§ **To do**
Reply with one number: the count of lines in the records below that hold "Jahre".

§ §

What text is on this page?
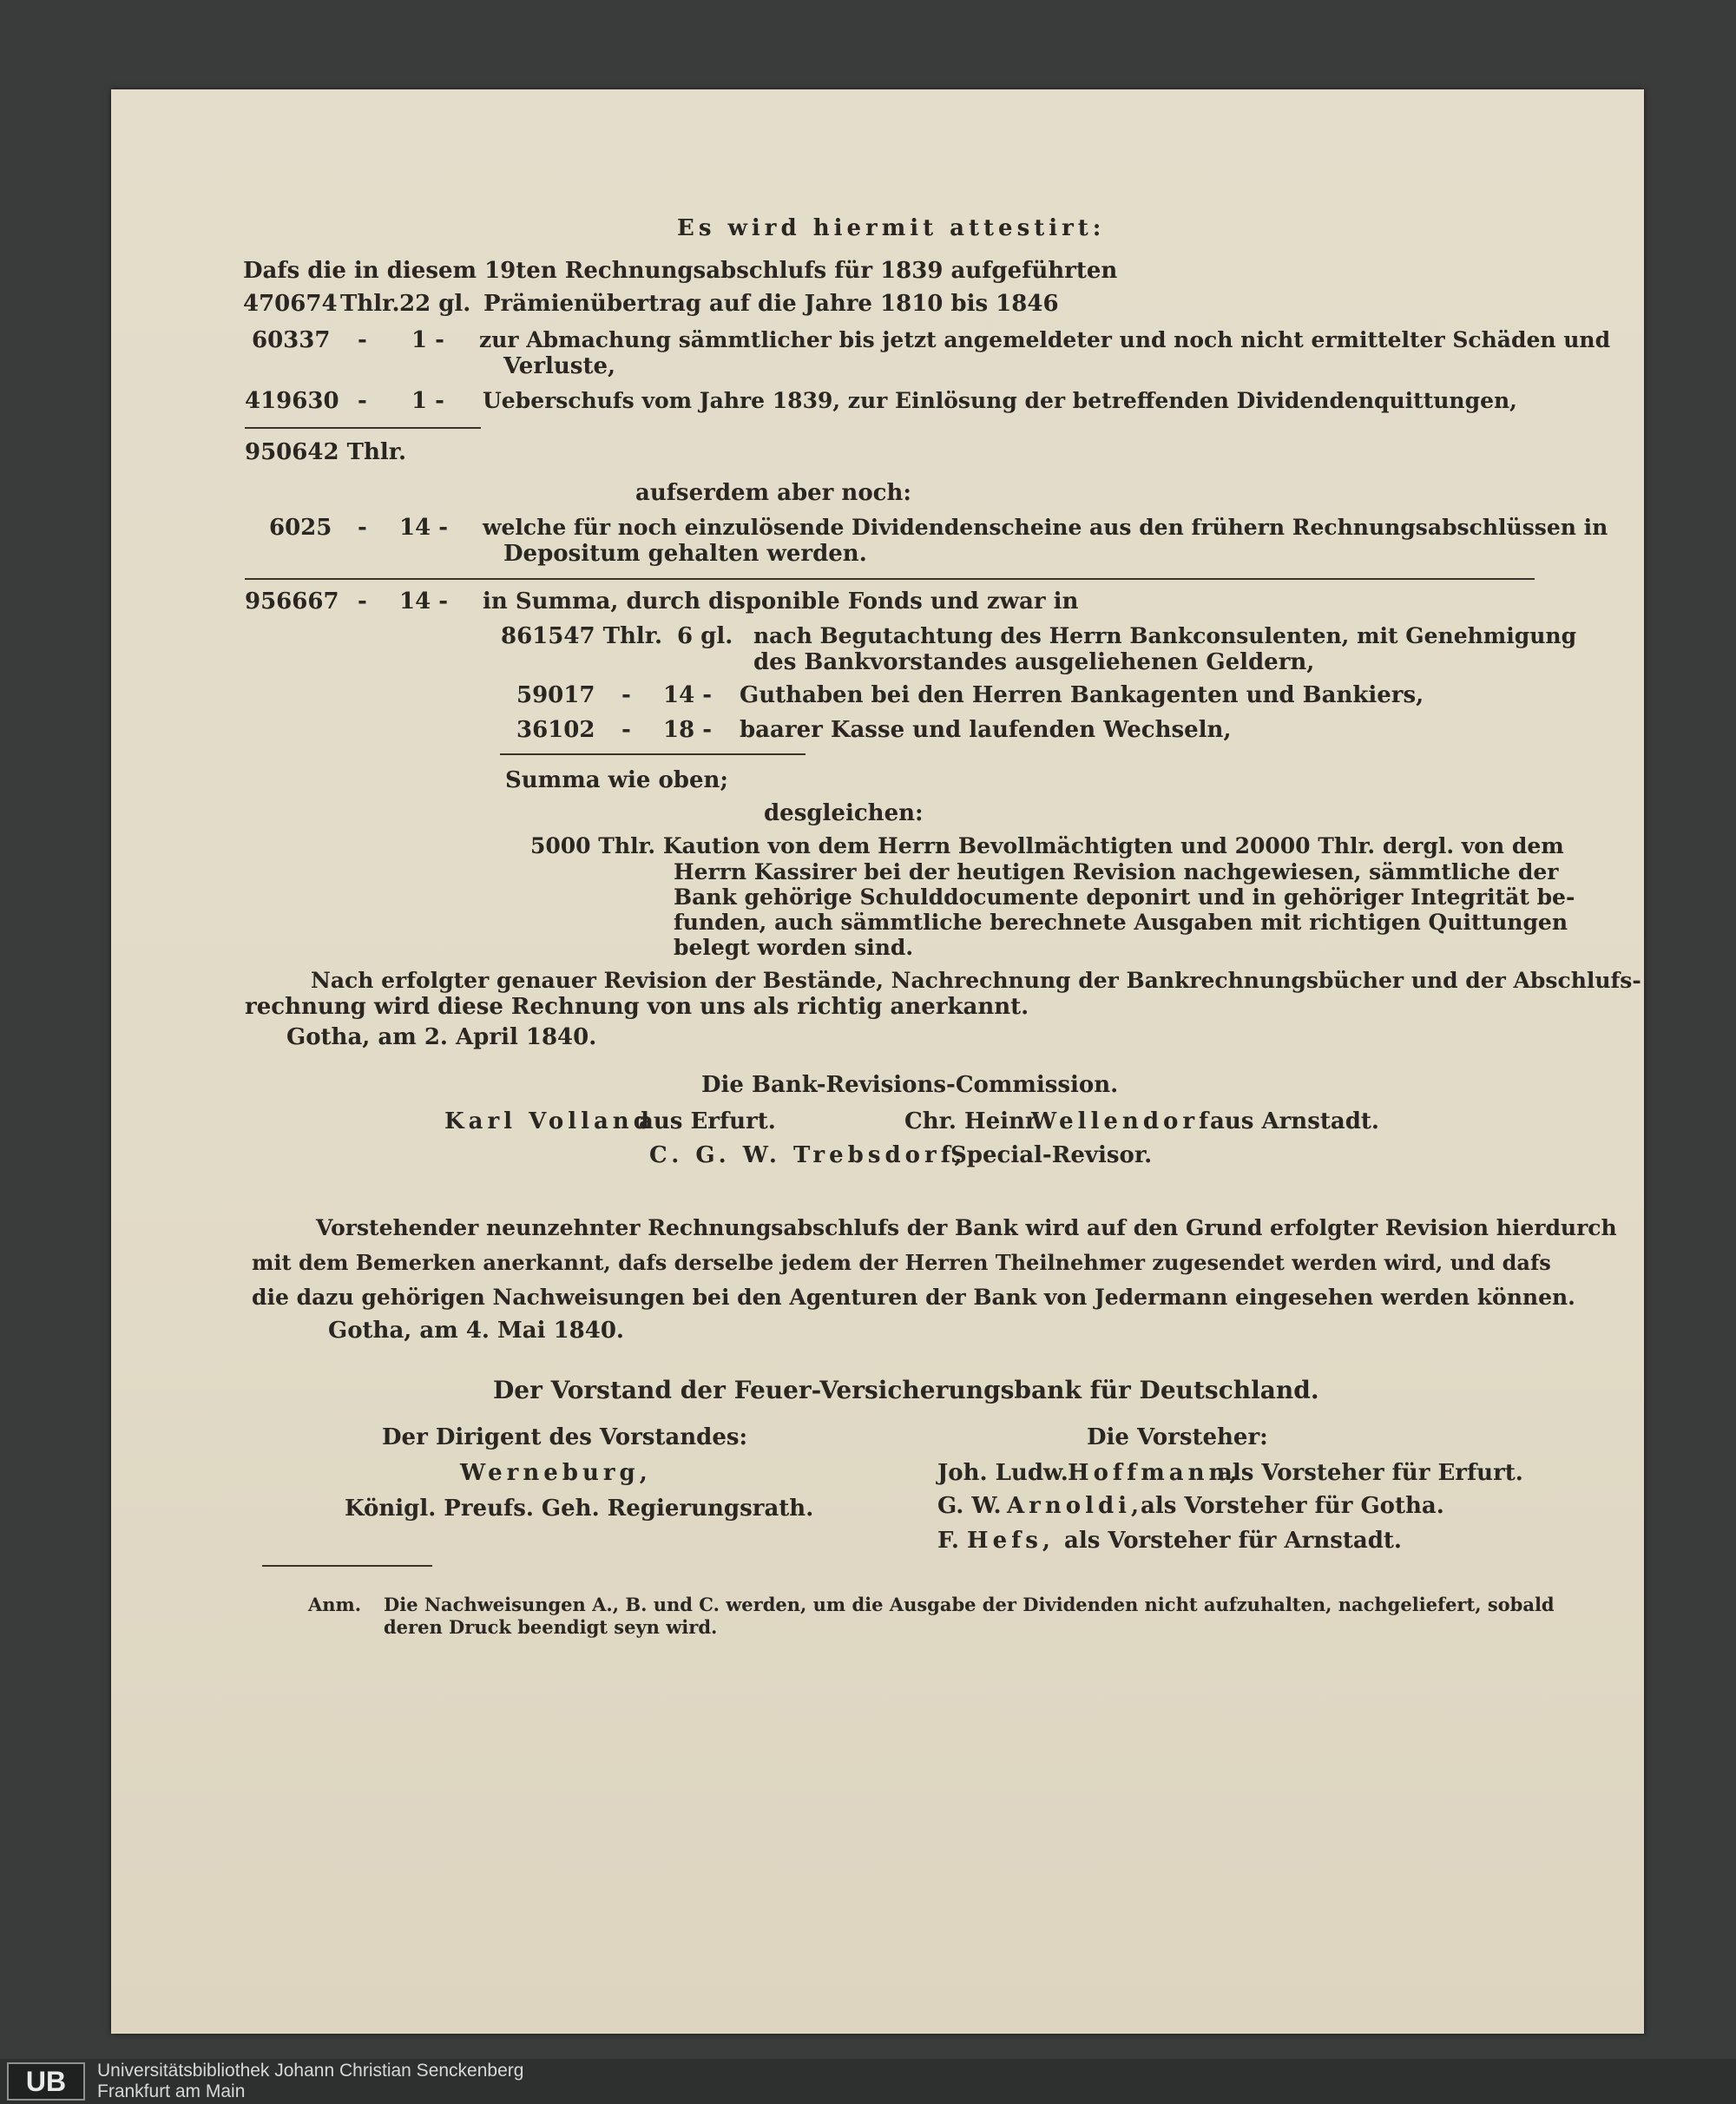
Es wird hiermit attestirt:
Dafs die in diesem 19ten Rechnungsabschlufs für 1839 aufgeführten
470674 Thlr. 22 gl. Prämienübertrag auf die Jahre 1810 bis 1846
60337 - 1 - zur Abmachung sämmtlicher bis jetzt angemeldeter und noch nicht ermittelter Schäden und
Verluste,
419630 - 1 - Ueberschufs vom Jahre 1839, zur Einlösung der betreffenden Dividendenquittungen,
950642 Thlr.
aufserdem aber noch:
6025 - 14 - welche für noch einzulösende Dividendenscheine aus den frühern Rechnungsabschlüssen in
Depositum gehalten werden.
956667 - 14 - in Summa, durch disponible Fonds und zwar in
861547 Thlr. 6 gl. nach Begutachtung des Herrn Bankconsulenten, mit Genehmigung
des Bankvorstandes ausgeliehenen Geldern,
59017 - 14 - Guthaben bei den Herren Bankagenten und Bankiers,
36102 - 18 - baarer Kasse und laufenden Wechseln,
Summa wie oben;
desgleichen:
5000 Thlr. Kaution von dem Herrn Bevollmächtigten und 20000 Thlr. dergl. von dem
Herrn Kassirer bei der heutigen Revision nachgewiesen, sämmtliche der
Bank gehörige Schulddocumente deponirt und in gehöriger Integrität be-
funden, auch sämmtliche berechnete Ausgaben mit richtigen Quittungen
belegt worden sind.
Nach erfolgter genauer Revision der Bestände, Nachrechnung der Bankrechnungsbücher und der Abschlufs-
rechnung wird diese Rechnung von uns als richtig anerkannt.
Gotha, am 2. April 1840.
Die Bank-Revisions-Commission.
Karl Volland
aus Erfurt.	Chr. Heinr.
Wellendorf
aus Arnstadt.
C. G. W. Trebsdorf,
Special-Revisor.
Vorstehender neunzehnter Rechnungsabschlufs der Bank wird auf den Grund erfolgter Revision hierdurch
mit dem Bemerken anerkannt, dafs derselbe jedem der Herren Theilnehmer zugesendet werden wird, und dafs
die dazu gehörigen Nachweisungen bei den Agenturen der Bank von Jedermann eingesehen werden können.
Gotha, am 4. Mai 1840.
Der Vorstand der Feuer-Versicherungsbank für Deutschland.
Der Dirigent des Vorstandes:
Werneburg,
Königl. Preufs. Geh. Regierungsrath.
Die Vorsteher:
Joh. Ludw. Hoffmann,
als Vorsteher für Erfurt.
G. W. Arnoldi,
als Vorsteher für Gotha.
F. Hefs, als Vorsteher für Arnstadt.
Anm. Die Nachweisungen A., B. und C. werden, um die Ausgabe der Dividenden nicht aufzuhalten, nachgeliefert, sobald
deren Druck beendigt seyn wird.
UB	Universitätsbibliothek Johann Christian Senckenberg
Frankfurt am Main
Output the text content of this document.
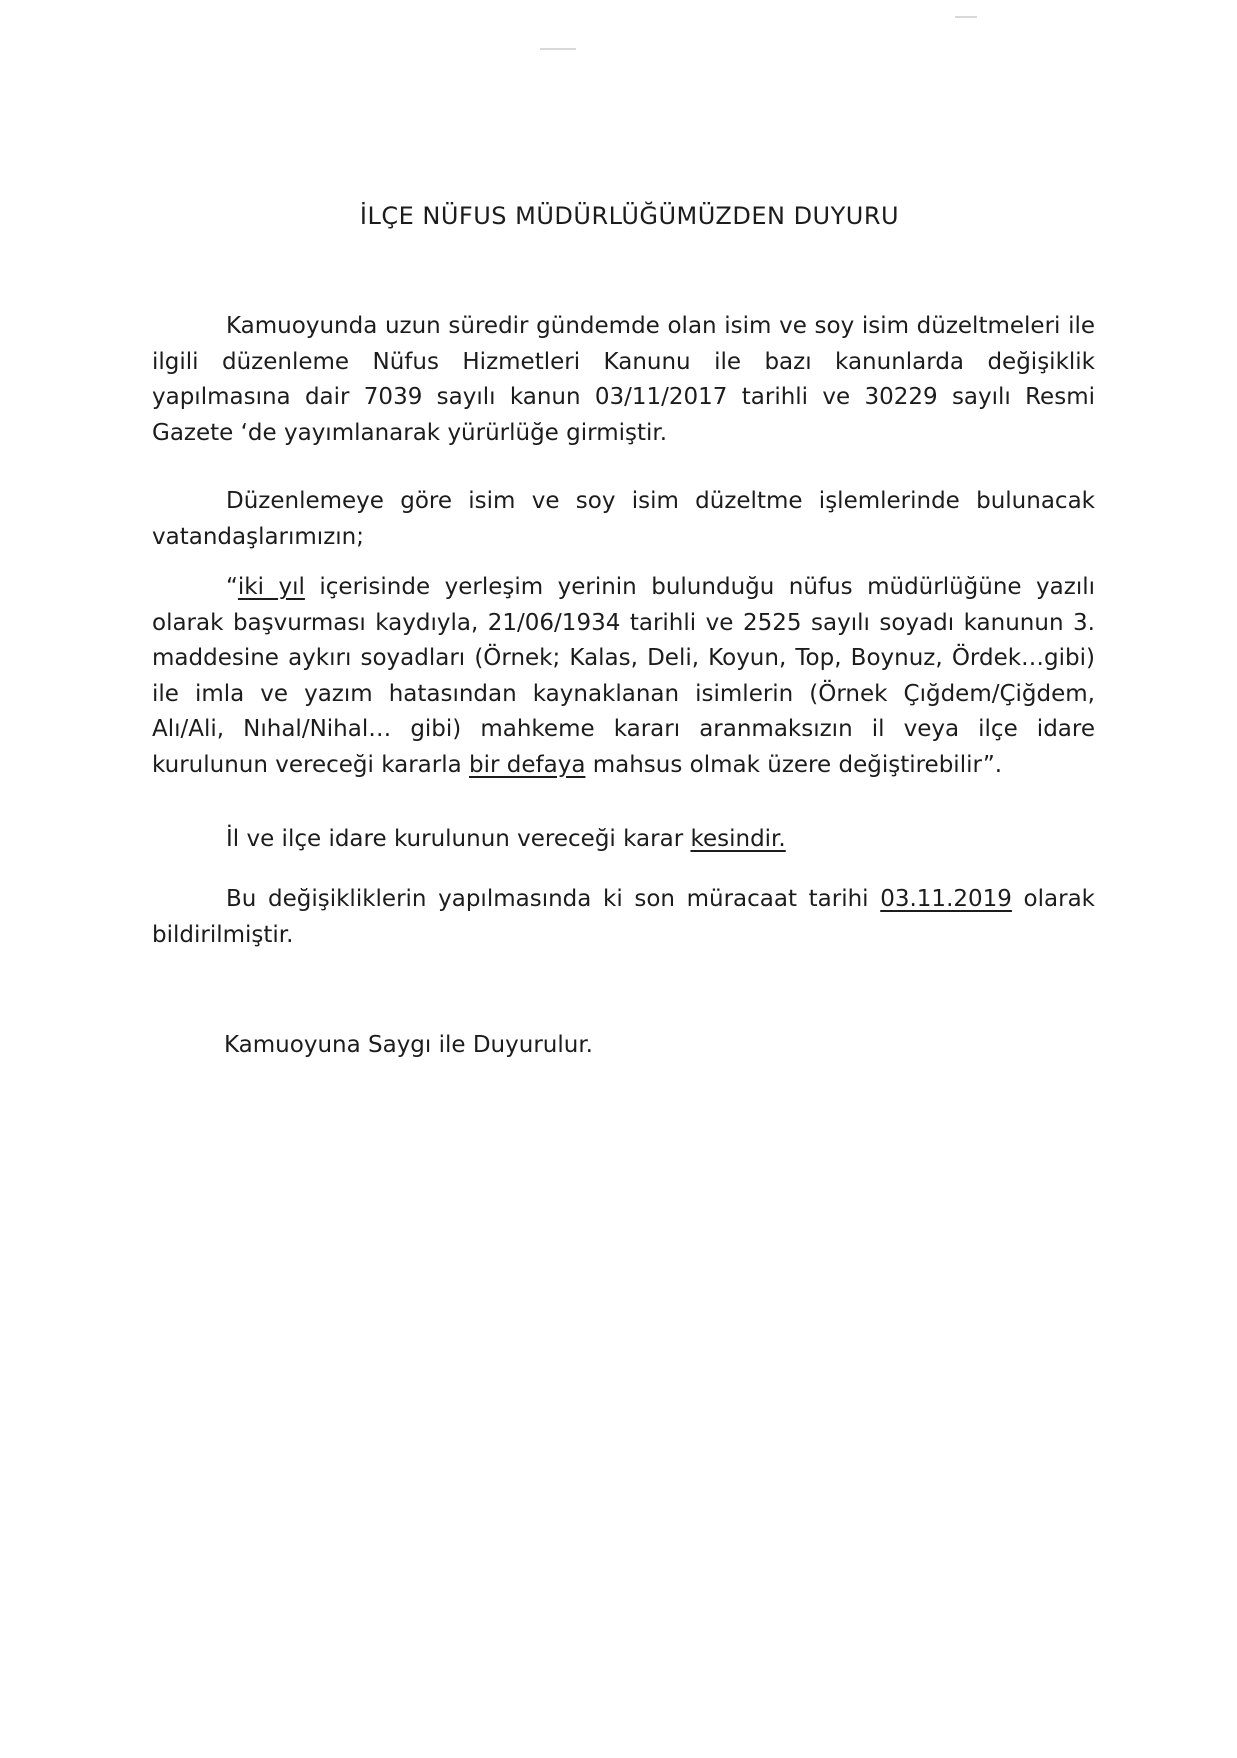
İLÇE NÜFUS MÜDÜRLÜĞÜMÜZDEN DUYURU
Kamuoyunda uzun süredir gündemde olan isim ve soy isim düzeltmeleri ile ilgili düzenleme Nüfus Hizmetleri Kanunu ile bazı kanunlarda değişiklik yapılmasına dair 7039 sayılı kanun 03/11/2017 tarihli ve 30229 sayılı Resmi Gazete ‘de yayımlanarak yürürlüğe girmiştir.
Düzenlemeye göre isim ve soy isim düzeltme işlemlerinde bulunacak vatandaşlarımızın;
“iki yıl içerisinde yerleşim yerinin bulunduğu nüfus müdürlüğüne yazılı olarak başvurması kaydıyla, 21/06/1934 tarihli ve 2525 sayılı soyadı kanunun 3. maddesine aykırı soyadları (Örnek; Kalas, Deli, Koyun, Top, Boynuz, Ördek…gibi) ile imla ve yazım hatasından kaynaklanan isimlerin (Örnek Çığdem/Çiğdem, Alı/Ali, Nıhal/Nihal… gibi) mahkeme kararı aranmaksızın il veya ilçe idare kurulunun vereceği kararla bir defaya mahsus olmak üzere değiştirebilir”.
İl ve ilçe idare kurulunun vereceği karar kesindir.
Bu değişikliklerin yapılmasında ki son müracaat tarihi 03.11.2019 olarak bildirilmiştir.
Kamuoyuna Saygı ile Duyurulur.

§ §

§ **Exercise response**
2